- Aim: Tally the lines in the listing below that include "this". Answer with the count and nothing more.

─── Dataset excerpts

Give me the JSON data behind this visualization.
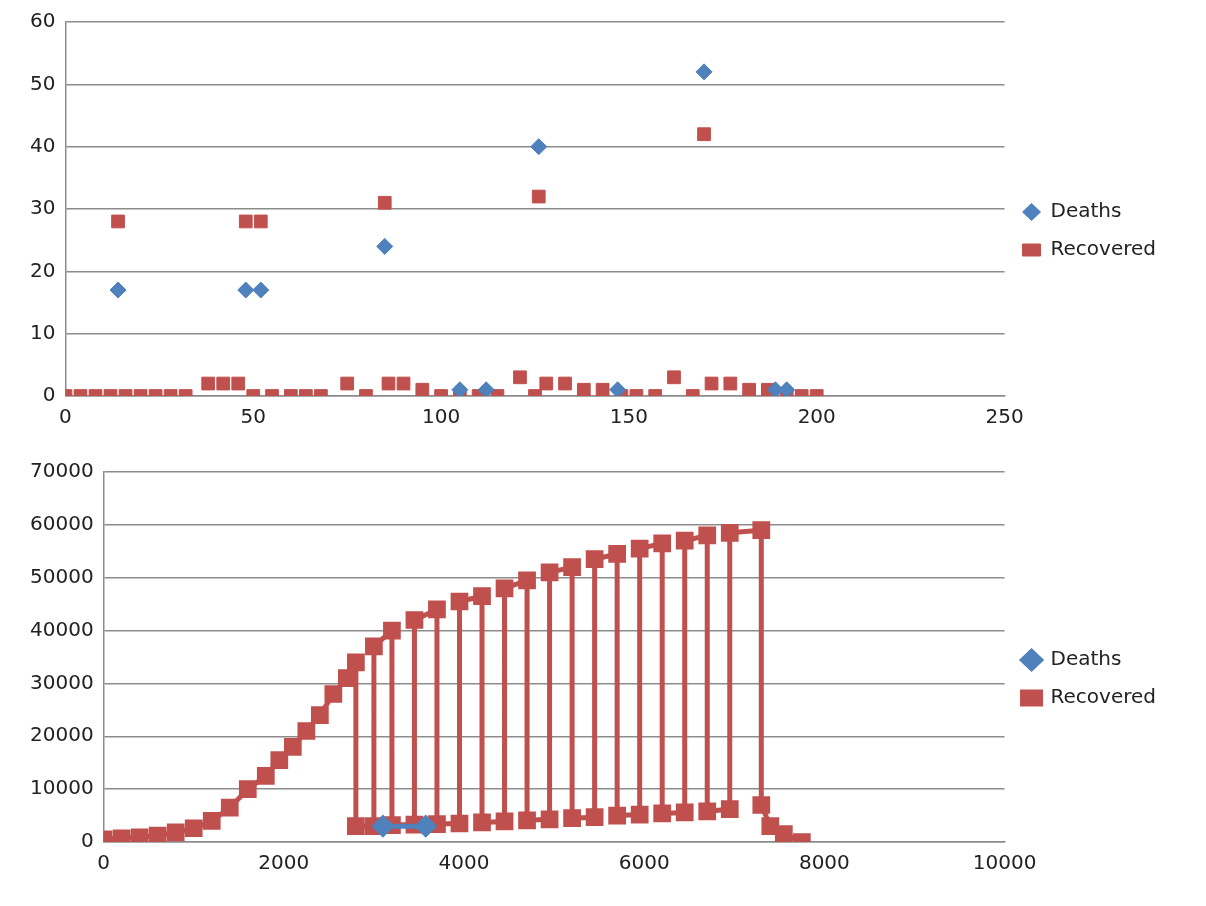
{
  "chart_data": [
    {
      "type": "scatter",
      "xlim": [
        0,
        250
      ],
      "xticks": [
        0,
        50,
        100,
        150,
        200,
        250
      ],
      "ylim": [
        0,
        60
      ],
      "yticks": [
        0,
        10,
        20,
        30,
        40,
        50,
        60
      ],
      "grid": "y",
      "legend": "right",
      "series": [
        {
          "name": "Deaths",
          "color": "#4f81bd",
          "marker": "diamond",
          "x": [
            14,
            48,
            52,
            85,
            105,
            112,
            126,
            147,
            170,
            189,
            192
          ],
          "values": [
            17,
            17,
            17,
            24,
            1,
            1,
            40,
            1,
            52,
            1,
            1
          ]
        },
        {
          "name": "Recovered",
          "color": "#c0504d",
          "marker": "square",
          "x": [
            14,
            48,
            52,
            85,
            126,
            170,
            0,
            4,
            8,
            12,
            16,
            20,
            24,
            28,
            32,
            38,
            42,
            46,
            50,
            55,
            60,
            64,
            68,
            75,
            80,
            86,
            90,
            95,
            100,
            105,
            110,
            115,
            121,
            125,
            128,
            133,
            138,
            143,
            148,
            152,
            157,
            162,
            167,
            172,
            177,
            182,
            187,
            192,
            196,
            200
          ],
          "values": [
            28,
            28,
            28,
            31,
            32,
            42,
            0,
            0,
            0,
            0,
            0,
            0,
            0,
            0,
            0,
            2,
            2,
            2,
            0,
            0,
            0,
            0,
            0,
            2,
            0,
            2,
            2,
            1,
            0,
            0,
            0,
            0,
            3,
            0,
            2,
            2,
            1,
            1,
            0,
            0,
            0,
            3,
            0,
            2,
            2,
            1,
            1,
            0,
            0,
            0
          ]
        }
      ]
    },
    {
      "type": "line",
      "xlim": [
        0,
        10000
      ],
      "xticks": [
        0,
        2000,
        4000,
        6000,
        8000,
        10000
      ],
      "ylim": [
        0,
        70000
      ],
      "yticks": [
        0,
        10000,
        20000,
        30000,
        40000,
        50000,
        60000,
        70000
      ],
      "grid": "y",
      "legend": "right",
      "line_style": "solid",
      "series": [
        {
          "name": "Deaths",
          "color": "#4f81bd",
          "marker": "diamond",
          "x": [
            3100,
            3575
          ],
          "values": [
            3000,
            3000
          ]
        },
        {
          "name": "Recovered",
          "color": "#c0504d",
          "marker": "square",
          "x": [
            0,
            200,
            400,
            600,
            800,
            1000,
            1200,
            1400,
            1600,
            1800,
            1950,
            2100,
            2250,
            2400,
            2550,
            2700,
            2800,
            2800,
            3000,
            3000,
            3200,
            3200,
            3450,
            3450,
            3700,
            3700,
            3950,
            3950,
            4200,
            4200,
            4450,
            4450,
            4700,
            4700,
            4950,
            4950,
            5200,
            5200,
            5450,
            5450,
            5700,
            5700,
            5950,
            5950,
            6200,
            6200,
            6450,
            6450,
            6700,
            6700,
            6950,
            6950,
            7300,
            7300,
            7400,
            7550,
            7750
          ],
          "values": [
            500,
            700,
            900,
            1200,
            1800,
            2600,
            4000,
            6500,
            10000,
            12500,
            15500,
            18000,
            21000,
            24000,
            28000,
            31000,
            34000,
            3000,
            3000,
            37000,
            40000,
            3200,
            3300,
            42000,
            44000,
            3400,
            3500,
            45500,
            46500,
            3700,
            3900,
            48000,
            49500,
            4100,
            4300,
            51000,
            52000,
            4500,
            4700,
            53500,
            54500,
            5000,
            5200,
            55500,
            56500,
            5400,
            5600,
            57000,
            58000,
            5800,
            6200,
            58500,
            59000,
            7000,
            3000,
            1500,
            0
          ]
        }
      ]
    }
  ]
}
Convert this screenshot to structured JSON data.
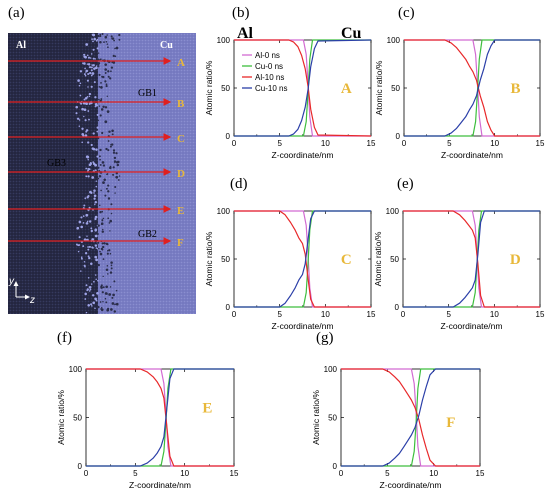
{
  "figure_labels": {
    "a": "(a)",
    "b": "(b)",
    "c": "(c)",
    "d": "(d)",
    "e": "(e)",
    "f": "(f)",
    "g": "(g)"
  },
  "simulation_panel": {
    "left_material": "Al",
    "right_material": "Cu",
    "line_letters": [
      "A",
      "B",
      "C",
      "D",
      "E",
      "F"
    ],
    "gb_labels": [
      "GB1",
      "GB3",
      "GB2"
    ],
    "axis_y": "y",
    "axis_z": "z",
    "colors": {
      "al_region": "#23253F",
      "cu_region": "#7478BF",
      "lines": "#E02020",
      "letters": "#E8B83A",
      "gb_labels": "#000000",
      "material_labels": "#FFFFFF"
    }
  },
  "chart_data": [
    {
      "type": "line",
      "panel": "b",
      "letter": "A",
      "xlabel": "Z-coordinate/nm",
      "ylabel": "Atomic ratio/%",
      "xlim": [
        0,
        15
      ],
      "ylim": [
        0,
        100
      ],
      "xticks": [
        "0",
        "5",
        "10",
        "15"
      ],
      "yticks": [
        "0",
        "50",
        "100"
      ],
      "top_labels": [
        "Al",
        "Cu"
      ],
      "legend": [
        "Al-0 ns",
        "Cu-0 ns",
        "Al-10 ns",
        "Cu-10 ns"
      ],
      "series": [
        {
          "name": "Al-0 ns",
          "color": "#D26BD2",
          "x": [
            0,
            7.6,
            7.9,
            8.1,
            8.3,
            8.6,
            15
          ],
          "y": [
            100,
            100,
            85,
            55,
            20,
            0,
            0
          ]
        },
        {
          "name": "Cu-0 ns",
          "color": "#3DBE3D",
          "x": [
            0,
            7.6,
            7.9,
            8.1,
            8.3,
            8.6,
            15
          ],
          "y": [
            0,
            0,
            15,
            45,
            80,
            100,
            100
          ]
        },
        {
          "name": "Al-10 ns",
          "color": "#E8282A",
          "x": [
            0,
            6.0,
            6.5,
            7.0,
            7.4,
            7.8,
            8.1,
            8.4,
            8.8,
            9.2,
            15
          ],
          "y": [
            100,
            100,
            98,
            93,
            84,
            70,
            52,
            28,
            9,
            1,
            0
          ]
        },
        {
          "name": "Cu-10 ns",
          "color": "#2B3FA8",
          "x": [
            0,
            6.0,
            6.5,
            7.0,
            7.4,
            7.8,
            8.1,
            8.4,
            8.8,
            9.2,
            15
          ],
          "y": [
            0,
            0,
            2,
            7,
            16,
            30,
            48,
            72,
            91,
            99,
            100
          ]
        }
      ]
    },
    {
      "type": "line",
      "panel": "c",
      "letter": "B",
      "xlabel": "Z-coordinate/nm",
      "ylabel": "Atomic ratio/%",
      "xlim": [
        0,
        15
      ],
      "ylim": [
        0,
        100
      ],
      "xticks": [
        "0",
        "5",
        "10",
        "15"
      ],
      "yticks": [
        "0",
        "50",
        "100"
      ],
      "series": [
        {
          "name": "Al-0 ns",
          "color": "#D26BD2",
          "x": [
            0,
            7.6,
            7.9,
            8.1,
            8.3,
            8.6,
            15
          ],
          "y": [
            100,
            100,
            85,
            55,
            20,
            0,
            0
          ]
        },
        {
          "name": "Cu-0 ns",
          "color": "#3DBE3D",
          "x": [
            0,
            7.6,
            7.9,
            8.1,
            8.3,
            8.6,
            15
          ],
          "y": [
            0,
            0,
            15,
            45,
            80,
            100,
            100
          ]
        },
        {
          "name": "Al-10 ns",
          "color": "#E8282A",
          "x": [
            0,
            4.5,
            5.2,
            5.8,
            6.3,
            6.8,
            7.2,
            7.6,
            8.0,
            8.4,
            8.8,
            9.2,
            9.6,
            10.0,
            15
          ],
          "y": [
            100,
            100,
            97,
            92,
            86,
            80,
            73,
            67,
            58,
            42,
            30,
            15,
            6,
            0,
            0
          ]
        },
        {
          "name": "Cu-10 ns",
          "color": "#2B3FA8",
          "x": [
            0,
            4.5,
            5.2,
            5.8,
            6.3,
            6.8,
            7.2,
            7.6,
            8.0,
            8.4,
            8.8,
            9.2,
            9.6,
            10.0,
            15
          ],
          "y": [
            0,
            0,
            3,
            8,
            14,
            20,
            27,
            33,
            42,
            58,
            70,
            85,
            94,
            100,
            100
          ]
        }
      ]
    },
    {
      "type": "line",
      "panel": "d",
      "letter": "C",
      "xlabel": "Z-coordinate/nm",
      "ylabel": "Atomic ratio/%",
      "xlim": [
        0,
        15
      ],
      "ylim": [
        0,
        100
      ],
      "xticks": [
        "0",
        "5",
        "10",
        "15"
      ],
      "yticks": [
        "0",
        "50",
        "100"
      ],
      "series": [
        {
          "name": "Al-0 ns",
          "color": "#D26BD2",
          "x": [
            0,
            7.6,
            7.9,
            8.1,
            8.3,
            8.6,
            15
          ],
          "y": [
            100,
            100,
            85,
            55,
            20,
            0,
            0
          ]
        },
        {
          "name": "Cu-0 ns",
          "color": "#3DBE3D",
          "x": [
            0,
            7.6,
            7.9,
            8.1,
            8.3,
            8.6,
            15
          ],
          "y": [
            0,
            0,
            15,
            45,
            80,
            100,
            100
          ]
        },
        {
          "name": "Al-10 ns",
          "color": "#E8282A",
          "x": [
            0,
            5.0,
            5.6,
            6.2,
            6.7,
            7.1,
            7.5,
            7.8,
            8.1,
            8.4,
            8.8,
            15
          ],
          "y": [
            100,
            100,
            96,
            88,
            80,
            72,
            66,
            55,
            30,
            8,
            0,
            0
          ]
        },
        {
          "name": "Cu-10 ns",
          "color": "#2B3FA8",
          "x": [
            0,
            5.0,
            5.6,
            6.2,
            6.7,
            7.1,
            7.5,
            7.8,
            8.1,
            8.4,
            8.8,
            15
          ],
          "y": [
            0,
            0,
            4,
            12,
            20,
            28,
            34,
            45,
            70,
            92,
            100,
            100
          ]
        }
      ]
    },
    {
      "type": "line",
      "panel": "e",
      "letter": "D",
      "xlabel": "Z-coordinate/nm",
      "ylabel": "Atomic ratio/%",
      "xlim": [
        0,
        15
      ],
      "ylim": [
        0,
        100
      ],
      "xticks": [
        "0",
        "5",
        "10",
        "15"
      ],
      "yticks": [
        "0",
        "50",
        "100"
      ],
      "series": [
        {
          "name": "Al-0 ns",
          "color": "#D26BD2",
          "x": [
            0,
            7.6,
            7.9,
            8.1,
            8.3,
            8.6,
            15
          ],
          "y": [
            100,
            100,
            85,
            55,
            20,
            0,
            0
          ]
        },
        {
          "name": "Cu-0 ns",
          "color": "#3DBE3D",
          "x": [
            0,
            7.6,
            7.9,
            8.1,
            8.3,
            8.6,
            15
          ],
          "y": [
            0,
            0,
            15,
            45,
            80,
            100,
            100
          ]
        },
        {
          "name": "Al-10 ns",
          "color": "#E8282A",
          "x": [
            0,
            5.5,
            6.2,
            6.8,
            7.2,
            7.6,
            7.9,
            8.2,
            8.5,
            8.9,
            15
          ],
          "y": [
            100,
            100,
            96,
            90,
            85,
            80,
            72,
            45,
            12,
            0,
            0
          ]
        },
        {
          "name": "Cu-10 ns",
          "color": "#2B3FA8",
          "x": [
            0,
            5.5,
            6.2,
            6.8,
            7.2,
            7.6,
            7.9,
            8.2,
            8.5,
            8.9,
            15
          ],
          "y": [
            0,
            0,
            4,
            10,
            15,
            20,
            28,
            55,
            88,
            100,
            100
          ]
        }
      ]
    },
    {
      "type": "line",
      "panel": "f",
      "letter": "E",
      "xlabel": "Z-coordinate/nm",
      "ylabel": "Atomic ratio/%",
      "xlim": [
        0,
        15
      ],
      "ylim": [
        0,
        100
      ],
      "xticks": [
        "0",
        "5",
        "10",
        "15"
      ],
      "yticks": [
        "0",
        "50",
        "100"
      ],
      "series": [
        {
          "name": "Al-0 ns",
          "color": "#D26BD2",
          "x": [
            0,
            7.6,
            7.9,
            8.1,
            8.3,
            8.6,
            15
          ],
          "y": [
            100,
            100,
            85,
            55,
            20,
            0,
            0
          ]
        },
        {
          "name": "Cu-0 ns",
          "color": "#3DBE3D",
          "x": [
            0,
            7.6,
            7.9,
            8.1,
            8.3,
            8.6,
            15
          ],
          "y": [
            0,
            0,
            15,
            45,
            80,
            100,
            100
          ]
        },
        {
          "name": "Al-10 ns",
          "color": "#E8282A",
          "x": [
            0,
            5.5,
            6.2,
            6.8,
            7.2,
            7.6,
            7.9,
            8.2,
            8.5,
            8.9,
            15
          ],
          "y": [
            100,
            100,
            97,
            92,
            87,
            80,
            70,
            40,
            10,
            0,
            0
          ]
        },
        {
          "name": "Cu-10 ns",
          "color": "#2B3FA8",
          "x": [
            0,
            5.5,
            6.2,
            6.8,
            7.2,
            7.6,
            7.9,
            8.2,
            8.5,
            8.9,
            15
          ],
          "y": [
            0,
            0,
            3,
            8,
            13,
            20,
            30,
            60,
            90,
            100,
            100
          ]
        }
      ]
    },
    {
      "type": "line",
      "panel": "g",
      "letter": "F",
      "xlabel": "Z-coordinate/nm",
      "ylabel": "Atomic ratio/%",
      "xlim": [
        0,
        15
      ],
      "ylim": [
        0,
        100
      ],
      "xticks": [
        "0",
        "5",
        "10",
        "15"
      ],
      "yticks": [
        "0",
        "50",
        "100"
      ],
      "series": [
        {
          "name": "Al-0 ns",
          "color": "#D26BD2",
          "x": [
            0,
            7.6,
            7.9,
            8.1,
            8.3,
            8.6,
            15
          ],
          "y": [
            100,
            100,
            85,
            55,
            20,
            0,
            0
          ]
        },
        {
          "name": "Cu-0 ns",
          "color": "#3DBE3D",
          "x": [
            0,
            7.6,
            7.9,
            8.1,
            8.3,
            8.6,
            15
          ],
          "y": [
            0,
            0,
            15,
            45,
            80,
            100,
            100
          ]
        },
        {
          "name": "Al-10 ns",
          "color": "#E8282A",
          "x": [
            0,
            4.5,
            5.2,
            5.8,
            6.3,
            6.8,
            7.2,
            7.6,
            8.0,
            8.4,
            8.8,
            9.2,
            9.6,
            10.2,
            15
          ],
          "y": [
            100,
            100,
            97,
            92,
            87,
            80,
            74,
            68,
            60,
            48,
            32,
            18,
            6,
            0,
            0
          ]
        },
        {
          "name": "Cu-10 ns",
          "color": "#2B3FA8",
          "x": [
            0,
            4.5,
            5.2,
            5.8,
            6.3,
            6.8,
            7.2,
            7.6,
            8.0,
            8.4,
            8.8,
            9.2,
            9.6,
            10.2,
            15
          ],
          "y": [
            0,
            0,
            3,
            8,
            13,
            20,
            26,
            32,
            40,
            52,
            68,
            82,
            94,
            100,
            100
          ]
        }
      ]
    }
  ]
}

──────

- Output of the exercise: 2